| PROBLEM DETAILS |
Scan the data below and pick out the lines containing the word "starts".

| MATERIAL SHOWN |
--------------------

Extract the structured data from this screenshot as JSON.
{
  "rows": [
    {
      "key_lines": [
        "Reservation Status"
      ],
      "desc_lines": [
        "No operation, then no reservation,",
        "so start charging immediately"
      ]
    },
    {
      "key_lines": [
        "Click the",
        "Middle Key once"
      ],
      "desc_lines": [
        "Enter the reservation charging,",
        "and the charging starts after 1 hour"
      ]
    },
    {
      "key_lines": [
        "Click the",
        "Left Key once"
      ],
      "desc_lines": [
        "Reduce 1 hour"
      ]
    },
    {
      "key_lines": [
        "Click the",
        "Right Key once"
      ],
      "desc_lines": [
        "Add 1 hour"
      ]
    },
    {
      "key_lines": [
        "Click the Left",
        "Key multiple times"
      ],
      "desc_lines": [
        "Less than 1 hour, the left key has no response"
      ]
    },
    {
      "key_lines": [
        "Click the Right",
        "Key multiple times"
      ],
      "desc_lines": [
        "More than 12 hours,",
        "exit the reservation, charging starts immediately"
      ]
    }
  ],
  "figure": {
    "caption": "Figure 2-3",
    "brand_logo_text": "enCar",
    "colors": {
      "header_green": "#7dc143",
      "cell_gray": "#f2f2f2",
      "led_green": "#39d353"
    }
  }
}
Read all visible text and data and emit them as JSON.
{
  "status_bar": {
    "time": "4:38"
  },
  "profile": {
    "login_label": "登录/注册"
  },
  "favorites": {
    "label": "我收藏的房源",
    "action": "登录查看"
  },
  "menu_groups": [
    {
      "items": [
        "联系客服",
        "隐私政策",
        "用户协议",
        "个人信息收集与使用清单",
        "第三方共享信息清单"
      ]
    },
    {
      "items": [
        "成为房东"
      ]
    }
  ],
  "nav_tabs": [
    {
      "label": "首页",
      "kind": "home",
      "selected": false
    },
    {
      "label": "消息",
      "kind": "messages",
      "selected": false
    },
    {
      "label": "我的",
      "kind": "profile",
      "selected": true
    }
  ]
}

--------------------

| COMPLETE RESPONSE |
        "and the charging starts after 1 hour"
        "exit the reservation, charging starts immediately"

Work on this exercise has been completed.